** START OF SUPPLIED RECORDS **

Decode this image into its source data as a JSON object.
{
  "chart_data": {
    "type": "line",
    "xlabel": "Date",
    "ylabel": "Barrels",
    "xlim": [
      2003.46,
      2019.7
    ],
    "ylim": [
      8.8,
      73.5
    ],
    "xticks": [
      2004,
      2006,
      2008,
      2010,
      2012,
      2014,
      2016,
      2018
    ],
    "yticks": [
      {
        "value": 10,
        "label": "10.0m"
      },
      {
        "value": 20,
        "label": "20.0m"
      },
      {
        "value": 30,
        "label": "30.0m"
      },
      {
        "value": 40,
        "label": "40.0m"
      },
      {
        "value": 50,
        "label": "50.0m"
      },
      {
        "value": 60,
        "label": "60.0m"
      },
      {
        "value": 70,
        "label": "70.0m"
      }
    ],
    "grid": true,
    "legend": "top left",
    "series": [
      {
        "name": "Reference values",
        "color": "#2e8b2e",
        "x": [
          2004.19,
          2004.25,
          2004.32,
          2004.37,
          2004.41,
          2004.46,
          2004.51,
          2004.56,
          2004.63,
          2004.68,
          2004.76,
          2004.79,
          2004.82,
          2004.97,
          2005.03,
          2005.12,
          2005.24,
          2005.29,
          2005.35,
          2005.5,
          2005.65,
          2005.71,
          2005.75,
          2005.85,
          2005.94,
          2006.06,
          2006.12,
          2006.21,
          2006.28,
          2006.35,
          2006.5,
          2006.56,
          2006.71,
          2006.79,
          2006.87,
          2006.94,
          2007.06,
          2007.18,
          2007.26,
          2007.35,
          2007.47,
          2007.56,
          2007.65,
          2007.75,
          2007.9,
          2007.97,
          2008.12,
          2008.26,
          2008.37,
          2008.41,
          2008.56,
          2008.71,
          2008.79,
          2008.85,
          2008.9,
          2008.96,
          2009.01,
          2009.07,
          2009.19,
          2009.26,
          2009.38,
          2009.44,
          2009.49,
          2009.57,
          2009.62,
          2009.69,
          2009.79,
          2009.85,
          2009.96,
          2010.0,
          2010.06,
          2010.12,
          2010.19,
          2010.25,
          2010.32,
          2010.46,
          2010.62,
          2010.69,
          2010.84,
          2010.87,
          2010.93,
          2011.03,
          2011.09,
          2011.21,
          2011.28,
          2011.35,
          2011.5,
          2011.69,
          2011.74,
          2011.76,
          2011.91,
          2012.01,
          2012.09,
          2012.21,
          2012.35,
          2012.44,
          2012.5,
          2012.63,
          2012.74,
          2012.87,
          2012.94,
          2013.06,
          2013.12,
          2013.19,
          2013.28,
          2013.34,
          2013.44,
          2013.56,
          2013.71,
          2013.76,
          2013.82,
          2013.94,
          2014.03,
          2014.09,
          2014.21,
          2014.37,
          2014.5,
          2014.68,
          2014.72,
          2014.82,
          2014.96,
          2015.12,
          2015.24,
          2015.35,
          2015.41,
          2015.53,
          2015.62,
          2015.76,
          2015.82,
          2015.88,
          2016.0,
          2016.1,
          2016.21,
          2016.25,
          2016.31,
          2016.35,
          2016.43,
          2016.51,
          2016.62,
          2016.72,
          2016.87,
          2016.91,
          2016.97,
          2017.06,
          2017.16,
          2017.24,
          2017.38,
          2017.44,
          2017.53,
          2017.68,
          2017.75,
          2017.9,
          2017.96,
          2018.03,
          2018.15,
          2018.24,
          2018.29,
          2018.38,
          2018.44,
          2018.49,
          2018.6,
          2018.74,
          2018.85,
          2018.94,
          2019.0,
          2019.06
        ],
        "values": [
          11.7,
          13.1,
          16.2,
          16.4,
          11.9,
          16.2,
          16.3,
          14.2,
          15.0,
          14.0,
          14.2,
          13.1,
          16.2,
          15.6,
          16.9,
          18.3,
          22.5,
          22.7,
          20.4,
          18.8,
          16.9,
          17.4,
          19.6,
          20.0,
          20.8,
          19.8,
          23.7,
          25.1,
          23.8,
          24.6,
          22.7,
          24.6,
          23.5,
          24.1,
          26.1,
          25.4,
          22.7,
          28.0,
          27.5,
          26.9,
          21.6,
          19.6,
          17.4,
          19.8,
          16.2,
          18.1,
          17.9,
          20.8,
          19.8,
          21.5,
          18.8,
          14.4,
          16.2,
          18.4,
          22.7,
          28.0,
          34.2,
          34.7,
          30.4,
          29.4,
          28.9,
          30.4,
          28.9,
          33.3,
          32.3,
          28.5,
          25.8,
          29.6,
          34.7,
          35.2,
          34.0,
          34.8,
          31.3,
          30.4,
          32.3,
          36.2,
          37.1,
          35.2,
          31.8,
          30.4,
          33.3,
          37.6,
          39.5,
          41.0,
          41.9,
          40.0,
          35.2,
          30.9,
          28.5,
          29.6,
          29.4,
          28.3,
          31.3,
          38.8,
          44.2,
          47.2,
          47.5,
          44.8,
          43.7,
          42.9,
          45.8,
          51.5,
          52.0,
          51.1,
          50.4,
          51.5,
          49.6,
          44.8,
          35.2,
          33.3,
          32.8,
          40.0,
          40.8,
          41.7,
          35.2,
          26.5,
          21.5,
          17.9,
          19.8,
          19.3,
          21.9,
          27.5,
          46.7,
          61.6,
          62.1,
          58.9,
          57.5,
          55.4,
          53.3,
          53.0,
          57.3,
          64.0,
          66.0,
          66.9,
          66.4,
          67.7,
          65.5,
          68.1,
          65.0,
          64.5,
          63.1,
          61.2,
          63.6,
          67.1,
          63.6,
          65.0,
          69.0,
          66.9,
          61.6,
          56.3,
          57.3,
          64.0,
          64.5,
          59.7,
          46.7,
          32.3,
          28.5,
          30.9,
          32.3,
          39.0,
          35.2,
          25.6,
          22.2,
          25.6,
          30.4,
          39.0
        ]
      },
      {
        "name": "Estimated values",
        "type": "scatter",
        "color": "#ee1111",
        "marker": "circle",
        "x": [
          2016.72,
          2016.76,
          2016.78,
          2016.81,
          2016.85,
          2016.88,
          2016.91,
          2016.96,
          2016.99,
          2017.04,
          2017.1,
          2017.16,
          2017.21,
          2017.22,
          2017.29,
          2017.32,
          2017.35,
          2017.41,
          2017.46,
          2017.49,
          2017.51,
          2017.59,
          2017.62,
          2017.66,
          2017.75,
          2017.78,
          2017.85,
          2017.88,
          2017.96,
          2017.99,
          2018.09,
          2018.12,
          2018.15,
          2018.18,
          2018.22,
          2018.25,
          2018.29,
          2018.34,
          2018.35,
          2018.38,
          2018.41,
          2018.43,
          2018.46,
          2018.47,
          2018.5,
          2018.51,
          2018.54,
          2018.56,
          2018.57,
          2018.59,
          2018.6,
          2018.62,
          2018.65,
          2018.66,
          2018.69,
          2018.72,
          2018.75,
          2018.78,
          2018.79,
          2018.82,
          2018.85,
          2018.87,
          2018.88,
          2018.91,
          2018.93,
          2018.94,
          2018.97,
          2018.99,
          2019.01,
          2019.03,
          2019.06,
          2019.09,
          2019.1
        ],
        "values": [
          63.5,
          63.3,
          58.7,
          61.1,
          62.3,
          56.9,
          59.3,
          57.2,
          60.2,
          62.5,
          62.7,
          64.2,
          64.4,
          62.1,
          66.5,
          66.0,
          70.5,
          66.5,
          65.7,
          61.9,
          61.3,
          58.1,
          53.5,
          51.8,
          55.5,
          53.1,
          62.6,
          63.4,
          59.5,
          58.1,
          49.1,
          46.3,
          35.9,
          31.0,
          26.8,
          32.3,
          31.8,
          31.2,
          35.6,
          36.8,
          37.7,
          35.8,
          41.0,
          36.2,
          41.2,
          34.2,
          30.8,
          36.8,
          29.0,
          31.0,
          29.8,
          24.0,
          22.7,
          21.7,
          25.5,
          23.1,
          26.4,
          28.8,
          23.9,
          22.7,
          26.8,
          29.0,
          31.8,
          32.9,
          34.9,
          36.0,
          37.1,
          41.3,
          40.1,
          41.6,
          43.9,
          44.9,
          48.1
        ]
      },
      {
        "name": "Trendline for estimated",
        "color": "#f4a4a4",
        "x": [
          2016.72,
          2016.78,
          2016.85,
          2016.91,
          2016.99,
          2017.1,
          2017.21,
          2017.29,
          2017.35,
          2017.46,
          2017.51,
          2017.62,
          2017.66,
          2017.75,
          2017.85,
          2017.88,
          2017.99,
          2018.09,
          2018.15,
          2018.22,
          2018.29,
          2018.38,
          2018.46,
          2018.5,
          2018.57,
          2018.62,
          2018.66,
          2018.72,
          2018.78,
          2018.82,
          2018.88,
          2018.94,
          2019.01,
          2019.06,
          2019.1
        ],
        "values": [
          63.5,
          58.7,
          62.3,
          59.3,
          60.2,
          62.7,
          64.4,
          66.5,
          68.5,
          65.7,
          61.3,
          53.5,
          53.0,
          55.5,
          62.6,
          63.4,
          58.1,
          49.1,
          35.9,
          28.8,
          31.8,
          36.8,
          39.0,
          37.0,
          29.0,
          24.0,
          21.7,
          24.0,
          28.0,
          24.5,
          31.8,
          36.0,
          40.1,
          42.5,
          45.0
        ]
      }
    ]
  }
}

** END OF SUPPLIED RECORDS **

| WRITTEN TASK |
For the listing above, identify each line bearing "name".

| TASK RESULT |
        "name": "Reference values",
        "name": "Estimated values",
        "name": "Trendline for estimated",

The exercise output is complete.